(GIVEN TASK)
Every entry here needs to be repeated exactly.

(EXCERPTED DATA)
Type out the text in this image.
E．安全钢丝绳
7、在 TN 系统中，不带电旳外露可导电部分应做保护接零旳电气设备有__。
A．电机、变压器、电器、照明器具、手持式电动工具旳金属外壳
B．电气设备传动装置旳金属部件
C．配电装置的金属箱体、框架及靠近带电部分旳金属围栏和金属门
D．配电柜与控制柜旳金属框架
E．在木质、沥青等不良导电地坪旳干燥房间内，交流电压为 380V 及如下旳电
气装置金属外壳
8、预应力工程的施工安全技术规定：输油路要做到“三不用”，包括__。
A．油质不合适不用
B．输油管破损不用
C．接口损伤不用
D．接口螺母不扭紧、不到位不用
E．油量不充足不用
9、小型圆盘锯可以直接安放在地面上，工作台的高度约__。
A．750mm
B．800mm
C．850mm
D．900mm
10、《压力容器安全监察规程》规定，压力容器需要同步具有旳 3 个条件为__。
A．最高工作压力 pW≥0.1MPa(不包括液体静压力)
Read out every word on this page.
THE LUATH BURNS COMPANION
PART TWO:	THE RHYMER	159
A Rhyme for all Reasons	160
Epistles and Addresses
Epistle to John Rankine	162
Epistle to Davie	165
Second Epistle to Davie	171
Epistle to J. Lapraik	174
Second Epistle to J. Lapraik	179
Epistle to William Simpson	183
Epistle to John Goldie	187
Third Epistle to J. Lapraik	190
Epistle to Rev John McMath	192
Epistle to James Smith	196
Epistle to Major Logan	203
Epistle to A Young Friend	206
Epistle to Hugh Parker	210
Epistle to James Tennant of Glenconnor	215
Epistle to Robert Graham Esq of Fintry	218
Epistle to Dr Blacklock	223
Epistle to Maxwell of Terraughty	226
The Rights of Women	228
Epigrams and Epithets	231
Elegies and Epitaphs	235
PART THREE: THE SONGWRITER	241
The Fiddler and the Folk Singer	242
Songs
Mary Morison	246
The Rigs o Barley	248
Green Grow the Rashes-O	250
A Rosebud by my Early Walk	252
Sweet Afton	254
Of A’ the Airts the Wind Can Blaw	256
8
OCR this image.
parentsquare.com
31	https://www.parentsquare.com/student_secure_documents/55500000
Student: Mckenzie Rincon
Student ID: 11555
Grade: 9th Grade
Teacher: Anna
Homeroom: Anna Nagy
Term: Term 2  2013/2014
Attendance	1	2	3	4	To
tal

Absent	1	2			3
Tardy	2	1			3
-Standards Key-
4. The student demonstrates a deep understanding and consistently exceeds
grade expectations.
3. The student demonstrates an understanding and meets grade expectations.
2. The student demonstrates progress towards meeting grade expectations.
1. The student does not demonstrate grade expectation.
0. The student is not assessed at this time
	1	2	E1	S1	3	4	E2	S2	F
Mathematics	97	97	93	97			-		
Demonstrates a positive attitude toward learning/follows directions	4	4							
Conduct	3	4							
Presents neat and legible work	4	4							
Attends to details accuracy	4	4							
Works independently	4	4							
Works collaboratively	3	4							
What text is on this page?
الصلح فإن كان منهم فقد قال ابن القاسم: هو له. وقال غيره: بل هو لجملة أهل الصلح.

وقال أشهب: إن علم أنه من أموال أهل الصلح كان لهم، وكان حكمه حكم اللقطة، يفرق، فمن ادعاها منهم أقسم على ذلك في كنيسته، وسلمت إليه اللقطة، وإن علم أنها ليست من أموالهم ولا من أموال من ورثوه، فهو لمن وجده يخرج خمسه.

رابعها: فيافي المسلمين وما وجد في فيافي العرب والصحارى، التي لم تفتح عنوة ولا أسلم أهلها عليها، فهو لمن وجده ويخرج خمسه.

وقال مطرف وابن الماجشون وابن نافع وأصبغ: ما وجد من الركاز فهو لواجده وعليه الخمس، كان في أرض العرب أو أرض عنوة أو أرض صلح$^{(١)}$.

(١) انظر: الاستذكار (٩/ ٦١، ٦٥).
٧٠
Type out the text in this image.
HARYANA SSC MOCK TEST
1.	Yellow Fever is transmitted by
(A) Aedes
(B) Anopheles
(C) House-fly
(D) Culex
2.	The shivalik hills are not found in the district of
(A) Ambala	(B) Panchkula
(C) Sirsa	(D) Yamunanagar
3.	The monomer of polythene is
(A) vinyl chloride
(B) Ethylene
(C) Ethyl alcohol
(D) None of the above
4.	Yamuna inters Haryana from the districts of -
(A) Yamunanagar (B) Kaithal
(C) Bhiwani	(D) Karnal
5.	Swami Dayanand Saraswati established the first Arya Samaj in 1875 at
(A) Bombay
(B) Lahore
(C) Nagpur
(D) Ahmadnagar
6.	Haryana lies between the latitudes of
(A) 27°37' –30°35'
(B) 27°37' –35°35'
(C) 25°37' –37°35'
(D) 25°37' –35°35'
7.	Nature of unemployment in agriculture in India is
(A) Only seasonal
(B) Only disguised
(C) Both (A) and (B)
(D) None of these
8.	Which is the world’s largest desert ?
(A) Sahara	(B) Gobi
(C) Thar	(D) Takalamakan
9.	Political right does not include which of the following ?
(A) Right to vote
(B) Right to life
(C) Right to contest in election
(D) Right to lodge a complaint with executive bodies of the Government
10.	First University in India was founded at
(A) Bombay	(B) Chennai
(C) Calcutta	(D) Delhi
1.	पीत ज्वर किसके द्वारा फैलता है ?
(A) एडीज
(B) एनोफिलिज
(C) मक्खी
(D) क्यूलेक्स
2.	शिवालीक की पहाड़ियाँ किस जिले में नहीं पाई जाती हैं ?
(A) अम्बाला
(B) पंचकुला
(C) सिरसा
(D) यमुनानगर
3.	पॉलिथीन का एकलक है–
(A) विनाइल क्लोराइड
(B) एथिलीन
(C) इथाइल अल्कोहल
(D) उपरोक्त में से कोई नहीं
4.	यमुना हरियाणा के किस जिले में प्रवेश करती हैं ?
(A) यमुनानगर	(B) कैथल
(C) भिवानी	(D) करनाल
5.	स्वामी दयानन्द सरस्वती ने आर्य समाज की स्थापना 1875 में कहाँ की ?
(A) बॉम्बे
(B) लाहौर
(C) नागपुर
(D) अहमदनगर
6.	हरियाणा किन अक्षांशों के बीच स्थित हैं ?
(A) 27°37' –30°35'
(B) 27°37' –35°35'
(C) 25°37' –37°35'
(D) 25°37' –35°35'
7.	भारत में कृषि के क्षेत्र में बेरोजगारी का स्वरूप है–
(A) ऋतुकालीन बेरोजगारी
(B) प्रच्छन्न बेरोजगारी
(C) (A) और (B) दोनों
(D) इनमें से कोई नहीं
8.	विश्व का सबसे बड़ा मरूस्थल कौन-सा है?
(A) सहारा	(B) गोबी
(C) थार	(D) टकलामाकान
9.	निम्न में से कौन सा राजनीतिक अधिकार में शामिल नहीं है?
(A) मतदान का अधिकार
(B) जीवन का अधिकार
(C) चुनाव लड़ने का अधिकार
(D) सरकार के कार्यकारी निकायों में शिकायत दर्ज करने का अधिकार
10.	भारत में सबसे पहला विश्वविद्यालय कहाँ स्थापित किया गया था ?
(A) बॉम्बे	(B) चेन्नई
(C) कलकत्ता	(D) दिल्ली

(WRITTEN ANSWER)
Type out the text in this image.
E．安全钢丝绳
7、在 TN 系统中，不带电旳外露可导电部分应做保护接零旳电气设备有__。
A．电机、变压器、电器、照明器具、手持式电动工具旳金属外壳
B．电气设备传动装置旳金属部件
C．配电装置的金属箱体、框架及靠近带电部分旳金属围栏和金属门
D．配电柜与控制柜旳金属框架
E．在木质、沥青等不良导电地坪旳干燥房间内，交流电压为 380V 及如下旳电
气装置金属外壳
8、预应力工程的施工安全技术规定：输油路要做到“三不用”，包括__。
A．油质不合适不用
B．输油管破损不用
C．接口损伤不用
D．接口螺母不扭紧、不到位不用
E．油量不充足不用
9、小型圆盘锯可以直接安放在地面上，工作台的高度约__。
A．750mm
B．800mm
C．850mm
D．900mm
10、《压力容器安全监察规程》规定，压力容器需要同步具有旳 3 个条件为__。
A．最高工作压力 pW≥0.1MPa(不包括液体静压力)
Read out every word on this page.
THE LUATH BURNS COMPANION
PART TWO:	THE RHYMER	159
A Rhyme for all Reasons	160
Epistles and Addresses
Epistle to John Rankine	162
Epistle to Davie	165
Second Epistle to Davie	171
Epistle to J. Lapraik	174
Second Epistle to J. Lapraik	179
Epistle to William Simpson	183
Epistle to John Goldie	187
Third Epistle to J. Lapraik	190
Epistle to Rev John McMath	192
Epistle to James Smith	196
Epistle to Major Logan	203
Epistle to A Young Friend	206
Epistle to Hugh Parker	210
Epistle to James Tennant of Glenconnor	215
Epistle to Robert Graham Esq of Fintry	218
Epistle to Dr Blacklock	223
Epistle to Maxwell of Terraughty	226
The Rights of Women	228
Epigrams and Epithets	231
Elegies and Epitaphs	235
PART THREE: THE SONGWRITER	241
The Fiddler and the Folk Singer	242
Songs
Mary Morison	246
The Rigs o Barley	248
Green Grow the Rashes-O	250
A Rosebud by my Early Walk	252
Sweet Afton	254
Of A’ the Airts the Wind Can Blaw	256
8
OCR this image.
parentsquare.com
31	https://www.parentsquare.com/student_secure_documents/55500000
Student: Mckenzie Rincon
Student ID: 11555
Grade: 9th Grade
Teacher: Anna
Homeroom: Anna Nagy
Term: Term 2  2013/2014
Attendance	1	2	3	4	To
tal

Absent	1	2			3
Tardy	2	1			3
-Standards Key-
4. The student demonstrates a deep understanding and consistently exceeds
grade expectations.
3. The student demonstrates an understanding and meets grade expectations.
2. The student demonstrates progress towards meeting grade expectations.
1. The student does not demonstrate grade expectation.
0. The student is not assessed at this time
	1	2	E1	S1	3	4	E2	S2	F
Mathematics	97	97	93	97			-		
Demonstrates a positive attitude toward learning/follows directions	4	4							
Conduct	3	4							
Presents neat and legible work	4	4							
Attends to details accuracy	4	4							
Works independently	4	4							
Works collaboratively	3	4							
What text is on this page?
الصلح فإن كان منهم فقد قال ابن القاسم: هو له. وقال غيره: بل هو لجملة أهل الصلح.

وقال أشهب: إن علم أنه من أموال أهل الصلح كان لهم، وكان حكمه حكم اللقطة، يفرق، فمن ادعاها منهم أقسم على ذلك في كنيسته، وسلمت إليه اللقطة، وإن علم أنها ليست من أموالهم ولا من أموال من ورثوه، فهو لمن وجده يخرج خمسه.

رابعها: فيافي المسلمين وما وجد في فيافي العرب والصحارى، التي لم تفتح عنوة ولا أسلم أهلها عليها، فهو لمن وجده ويخرج خمسه.

وقال مطرف وابن الماجشون وابن نافع وأصبغ: ما وجد من الركاز فهو لواجده وعليه الخمس، كان في أرض العرب أو أرض عنوة أو أرض صلح$^{(١)}$.

(١) انظر: الاستذكار (٩/ ٦١، ٦٥).
٧٠
Type out the text in this image.
HARYANA SSC MOCK TEST
1.	Yellow Fever is transmitted by
(A) Aedes
(B) Anopheles
(C) House-fly
(D) Culex
2.	The shivalik hills are not found in the district of
(A) Ambala	(B) Panchkula
(C) Sirsa	(D) Yamunanagar
3.	The monomer of polythene is
(A) vinyl chloride
(B) Ethylene
(C) Ethyl alcohol
(D) None of the above
4.	Yamuna inters Haryana from the districts of -
(A) Yamunanagar (B) Kaithal
(C) Bhiwani	(D) Karnal
5.	Swami Dayanand Saraswati established the first Arya Samaj in 1875 at
(A) Bombay
(B) Lahore
(C) Nagpur
(D) Ahmadnagar
6.	Haryana lies between the latitudes of
(A) 27°37' –30°35'
(B) 27°37' –35°35'
(C) 25°37' –37°35'
(D) 25°37' –35°35'
7.	Nature of unemployment in agriculture in India is
(A) Only seasonal
(B) Only disguised
(C) Both (A) and (B)
(D) None of these
8.	Which is the world’s largest desert ?
(A) Sahara	(B) Gobi
(C) Thar	(D) Takalamakan
9.	Political right does not include which of the following ?
(A) Right to vote
(B) Right to life
(C) Right to contest in election
(D) Right to lodge a complaint with executive bodies of the Government
10.	First University in India was founded at
(A) Bombay	(B) Chennai
(C) Calcutta	(D) Delhi
1.	पीत ज्वर किसके द्वारा फैलता है ?
(A) एडीज
(B) एनोफिलिज
(C) मक्खी
(D) क्यूलेक्स
2.	शिवालीक की पहाड़ियाँ किस जिले में नहीं पाई जाती हैं ?
(A) अम्बाला
(B) पंचकुला
(C) सिरसा
(D) यमुनानगर
3.	पॉलिथीन का एकलक है–
(A) विनाइल क्लोराइड
(B) एथिलीन
(C) इथाइल अल्कोहल
(D) उपरोक्त में से कोई नहीं
4.	यमुना हरियाणा के किस जिले में प्रवेश करती हैं ?
(A) यमुनानगर	(B) कैथल
(C) भिवानी	(D) करनाल
5.	स्वामी दयानन्द सरस्वती ने आर्य समाज की स्थापना 1875 में कहाँ की ?
(A) बॉम्बे
(B) लाहौर
(C) नागपुर
(D) अहमदनगर
6.	हरियाणा किन अक्षांशों के बीच स्थित हैं ?
(A) 27°37' –30°35'
(B) 27°37' –35°35'
(C) 25°37' –37°35'
(D) 25°37' –35°35'
7.	भारत में कृषि के क्षेत्र में बेरोजगारी का स्वरूप है–
(A) ऋतुकालीन बेरोजगारी
(B) प्रच्छन्न बेरोजगारी
(C) (A) और (B) दोनों
(D) इनमें से कोई नहीं
8.	विश्व का सबसे बड़ा मरूस्थल कौन-सा है?
(A) सहारा	(B) गोबी
(C) थार	(D) टकलामाकान
9.	निम्न में से कौन सा राजनीतिक अधिकार में शामिल नहीं है?
(A) मतदान का अधिकार
(B) जीवन का अधिकार
(C) चुनाव लड़ने का अधिकार
(D) सरकार के कार्यकारी निकायों में शिकायत दर्ज करने का अधिकार
10.	भारत में सबसे पहला विश्वविद्यालय कहाँ स्थापित किया गया था ?
(A) बॉम्बे	(B) चेन्नई
(C) कलकत्ता	(D) दिल्ली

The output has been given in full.